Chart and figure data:
****************************************

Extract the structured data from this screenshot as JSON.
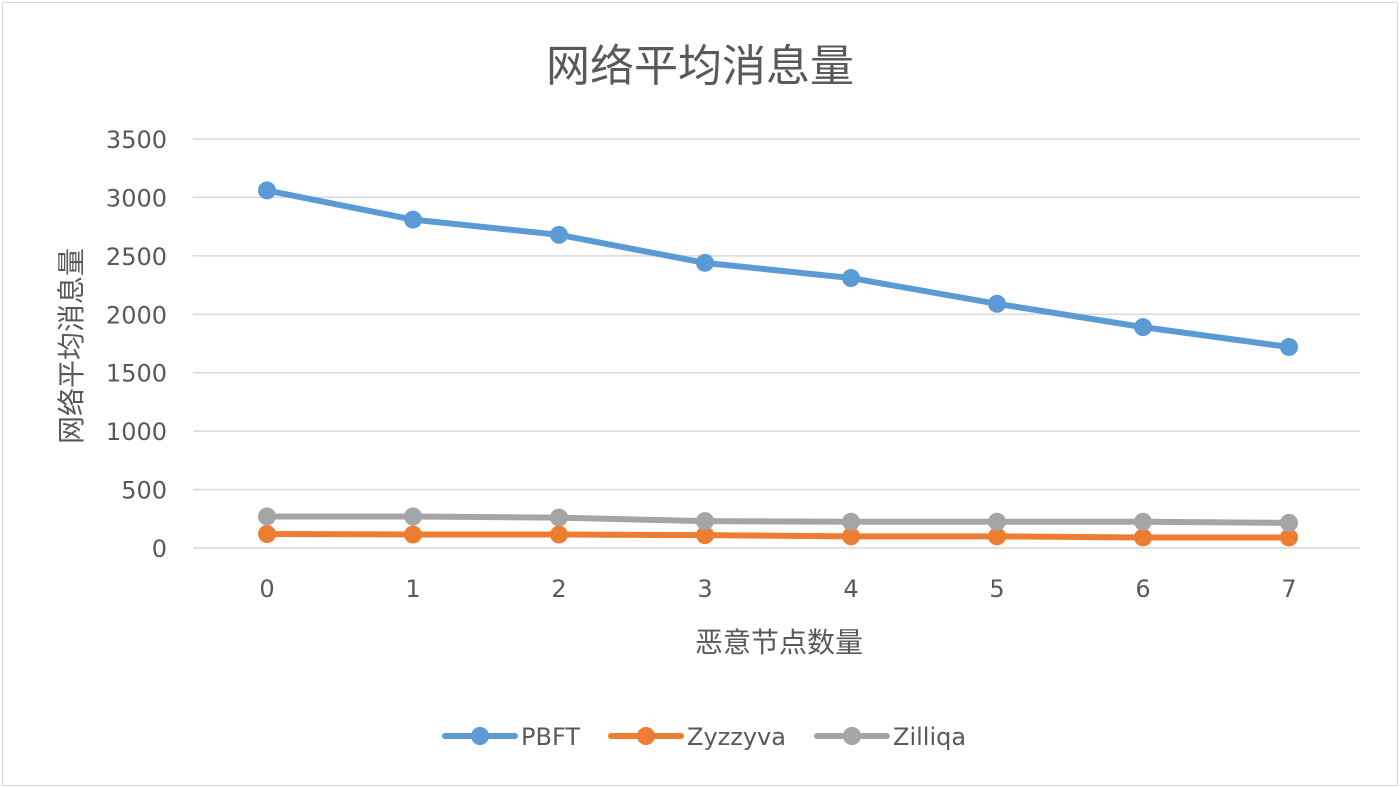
{
  "chart_data": {
    "type": "line",
    "title": "网络平均消息量",
    "xlabel": "恶意节点数量",
    "ylabel": "网络平均消息量",
    "x": [
      0,
      1,
      2,
      3,
      4,
      5,
      6,
      7
    ],
    "x_tick_labels": [
      "0",
      "1",
      "2",
      "3",
      "4",
      "5",
      "6",
      "7"
    ],
    "ylim": [
      0,
      3500
    ],
    "y_ticks": [
      0,
      500,
      1000,
      1500,
      2000,
      2500,
      3000,
      3500
    ],
    "y_tick_labels": [
      "0",
      "500",
      "1000",
      "1500",
      "2000",
      "2500",
      "3000",
      "3500"
    ],
    "grid": true,
    "legend_position": "bottom",
    "series": [
      {
        "name": "PBFT",
        "color": "#5b9bd5",
        "values": [
          3060,
          2810,
          2680,
          2440,
          2310,
          2090,
          1890,
          1720
        ]
      },
      {
        "name": "Zyzzyva",
        "color": "#ed7d31",
        "values": [
          120,
          115,
          115,
          110,
          100,
          100,
          90,
          90
        ]
      },
      {
        "name": "Zilliqa",
        "color": "#a5a5a5",
        "values": [
          270,
          270,
          260,
          230,
          225,
          225,
          225,
          215
        ]
      }
    ]
  }
}
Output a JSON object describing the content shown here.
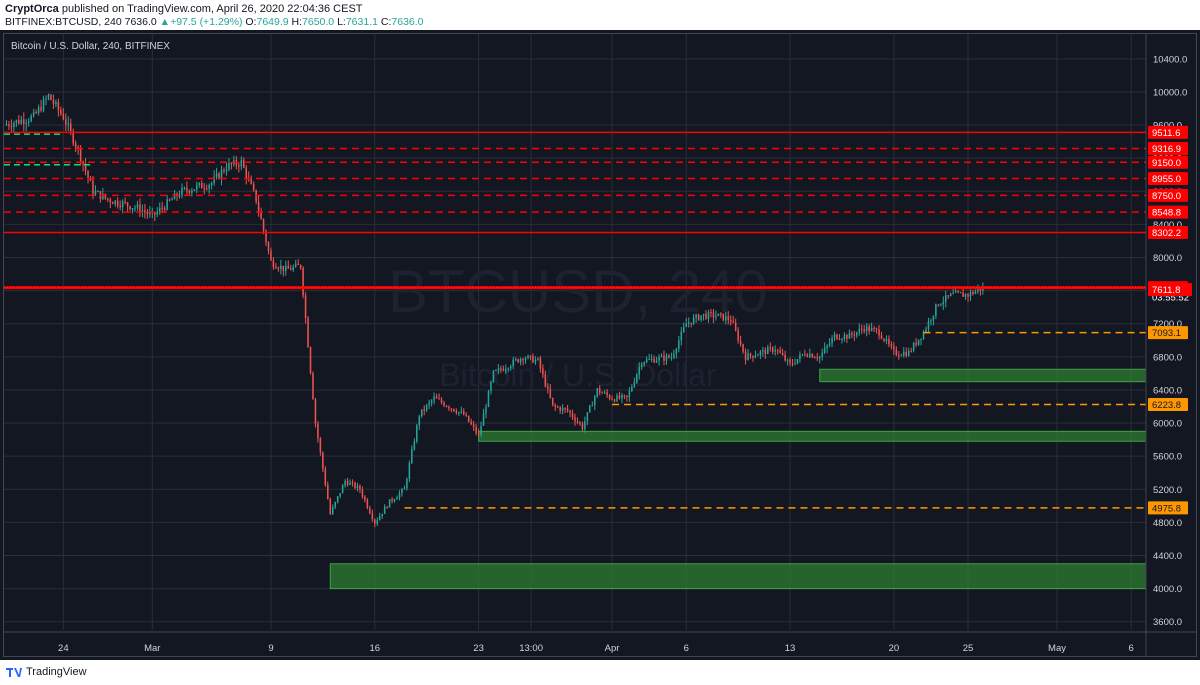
{
  "header": {
    "author": "CryptOrca",
    "published": "published on TradingView.com, April 26, 2020 22:04:36 CEST",
    "symbol": "BITFINEX:BTCUSD, 240",
    "last": "7636.0",
    "change": "+97.5 (+1.29%)",
    "o_label": "O:",
    "o": "7649.9",
    "h_label": "H:",
    "h": "7650.0",
    "l_label": "L:",
    "l": "7631.1",
    "c_label": "C:",
    "c": "7636.0"
  },
  "chart_title": "Bitcoin / U.S. Dollar, 240, BITFINEX",
  "watermark": {
    "line1": "BTCUSD, 240",
    "line2": "Bitcoin / U.S. Dollar"
  },
  "footer": {
    "brand": "TradingView"
  },
  "colors": {
    "bg": "#131722",
    "up": "#26a69a",
    "down": "#ef5350",
    "red_line": "#ff0000",
    "orange": "#ff9800",
    "green_zone": "#2e7d32",
    "grid": "#2a2e39"
  },
  "chart_data": {
    "type": "candlestick",
    "title": "Bitcoin / U.S. Dollar, 240, BITFINEX",
    "ylim": [
      3500,
      10700
    ],
    "xlim": [
      "2020-02-20",
      "2020-05-07"
    ],
    "y_ticks": [
      "3600.0",
      "4000.0",
      "4400.0",
      "4800.0",
      "5200.0",
      "5600.0",
      "6000.0",
      "6400.0",
      "6800.0",
      "7200.0",
      "7600.0",
      "8000.0",
      "8400.0",
      "8800.0",
      "9200.0",
      "9600.0",
      "10000.0",
      "10400.0"
    ],
    "x_ticks": [
      {
        "label": "24",
        "date": "2020-02-24"
      },
      {
        "label": "Mar",
        "date": "2020-03-01"
      },
      {
        "label": "9",
        "date": "2020-03-09"
      },
      {
        "label": "16",
        "date": "2020-03-16"
      },
      {
        "label": "23",
        "date": "2020-03-23"
      },
      {
        "label": "13:00",
        "date": "2020-03-26T13:00"
      },
      {
        "label": "Apr",
        "date": "2020-04-01"
      },
      {
        "label": "6",
        "date": "2020-04-06"
      },
      {
        "label": "13",
        "date": "2020-04-13"
      },
      {
        "label": "20",
        "date": "2020-04-20"
      },
      {
        "label": "25",
        "date": "2020-04-25"
      },
      {
        "label": "May",
        "date": "2020-05-01"
      },
      {
        "label": "6",
        "date": "2020-05-06"
      }
    ],
    "price_path": [
      {
        "date": "2020-02-20",
        "close": 9600
      },
      {
        "date": "2020-02-22",
        "close": 9700
      },
      {
        "date": "2020-02-23",
        "close": 9950
      },
      {
        "date": "2020-02-24",
        "close": 9700
      },
      {
        "date": "2020-02-25",
        "close": 9300
      },
      {
        "date": "2020-02-26",
        "close": 8800
      },
      {
        "date": "2020-02-27",
        "close": 8700
      },
      {
        "date": "2020-02-29",
        "close": 8600
      },
      {
        "date": "2020-03-01",
        "close": 8500
      },
      {
        "date": "2020-03-03",
        "close": 8800
      },
      {
        "date": "2020-03-05",
        "close": 8900
      },
      {
        "date": "2020-03-06",
        "close": 9100
      },
      {
        "date": "2020-03-07",
        "close": 9150
      },
      {
        "date": "2020-03-08",
        "close": 8700
      },
      {
        "date": "2020-03-09",
        "close": 7950
      },
      {
        "date": "2020-03-10",
        "close": 7850
      },
      {
        "date": "2020-03-11",
        "close": 7900
      },
      {
        "date": "2020-03-12",
        "close": 6000
      },
      {
        "date": "2020-03-13",
        "close": 4900
      },
      {
        "date": "2020-03-14",
        "close": 5300
      },
      {
        "date": "2020-03-15",
        "close": 5200
      },
      {
        "date": "2020-03-16",
        "close": 4800
      },
      {
        "date": "2020-03-17",
        "close": 5050
      },
      {
        "date": "2020-03-18",
        "close": 5200
      },
      {
        "date": "2020-03-19",
        "close": 6100
      },
      {
        "date": "2020-03-20",
        "close": 6300
      },
      {
        "date": "2020-03-22",
        "close": 6100
      },
      {
        "date": "2020-03-23",
        "close": 5850
      },
      {
        "date": "2020-03-24",
        "close": 6600
      },
      {
        "date": "2020-03-25",
        "close": 6700
      },
      {
        "date": "2020-03-26",
        "close": 6800
      },
      {
        "date": "2020-03-27",
        "close": 6750
      },
      {
        "date": "2020-03-28",
        "close": 6200
      },
      {
        "date": "2020-03-29",
        "close": 6150
      },
      {
        "date": "2020-03-30",
        "close": 5950
      },
      {
        "date": "2020-03-31",
        "close": 6400
      },
      {
        "date": "2020-04-01",
        "close": 6300
      },
      {
        "date": "2020-04-02",
        "close": 6300
      },
      {
        "date": "2020-04-03",
        "close": 6750
      },
      {
        "date": "2020-04-05",
        "close": 6800
      },
      {
        "date": "2020-04-06",
        "close": 7200
      },
      {
        "date": "2020-04-07",
        "close": 7300
      },
      {
        "date": "2020-04-08",
        "close": 7300
      },
      {
        "date": "2020-04-09",
        "close": 7250
      },
      {
        "date": "2020-04-10",
        "close": 6800
      },
      {
        "date": "2020-04-11",
        "close": 6850
      },
      {
        "date": "2020-04-12",
        "close": 6900
      },
      {
        "date": "2020-04-13",
        "close": 6700
      },
      {
        "date": "2020-04-14",
        "close": 6850
      },
      {
        "date": "2020-04-15",
        "close": 6800
      },
      {
        "date": "2020-04-16",
        "close": 7050
      },
      {
        "date": "2020-04-17",
        "close": 7050
      },
      {
        "date": "2020-04-18",
        "close": 7150
      },
      {
        "date": "2020-04-19",
        "close": 7100
      },
      {
        "date": "2020-04-20",
        "close": 6850
      },
      {
        "date": "2020-04-21",
        "close": 6850
      },
      {
        "date": "2020-04-22",
        "close": 7100
      },
      {
        "date": "2020-04-23",
        "close": 7450
      },
      {
        "date": "2020-04-24",
        "close": 7550
      },
      {
        "date": "2020-04-25",
        "close": 7550
      },
      {
        "date": "2020-04-26",
        "close": 7636
      }
    ],
    "horizontal_lines": [
      {
        "price": 9511.6,
        "label": "9511.6",
        "style": "solid",
        "color": "#ff0000"
      },
      {
        "price": 9316.9,
        "label": "9316.9",
        "style": "dashed",
        "color": "#ff0000"
      },
      {
        "price": 9150.0,
        "label": "9150.0",
        "style": "dashed",
        "color": "#ff0000"
      },
      {
        "price": 8955.0,
        "label": "8955.0",
        "style": "dashed",
        "color": "#ff0000"
      },
      {
        "price": 8750.0,
        "label": "8750.0",
        "style": "dashed",
        "color": "#ff0000"
      },
      {
        "price": 8548.8,
        "label": "8548.8",
        "style": "dashed",
        "color": "#ff0000"
      },
      {
        "price": 8302.2,
        "label": "8302.2",
        "style": "solid",
        "color": "#ff0000"
      },
      {
        "price": 7636.0,
        "label": "7636.0",
        "style": "solid",
        "color": "#ff0000"
      },
      {
        "price": 7093.1,
        "label": "7093.1",
        "style": "dashed",
        "color": "#ff9800",
        "from": "2020-04-22"
      },
      {
        "price": 6223.8,
        "label": "6223.8",
        "style": "dashed",
        "color": "#ff9800",
        "from": "2020-04-01"
      },
      {
        "price": 4975.8,
        "label": "4975.8",
        "style": "dashed",
        "color": "#ff9800",
        "from": "2020-03-18"
      }
    ],
    "green_dashed_levels": [
      {
        "price": 9490,
        "to": "2020-02-24"
      },
      {
        "price": 9120,
        "to": "2020-02-26"
      }
    ],
    "extra_price_labels": [
      {
        "price": 7520,
        "label": "03:55:52",
        "kind": "countdown"
      },
      {
        "price": 7611.8,
        "label": "7611.8",
        "kind": "red"
      }
    ],
    "zones": [
      {
        "from": "2020-04-15",
        "low": 6500,
        "high": 6650
      },
      {
        "from": "2020-03-23",
        "low": 5780,
        "high": 5900
      },
      {
        "from": "2020-03-13",
        "low": 4000,
        "high": 4300
      }
    ]
  }
}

****************************************

- Prompt -
What is the number of lines in the data holding the word "TradingView"? Reply with that number only.

- Written reply -
2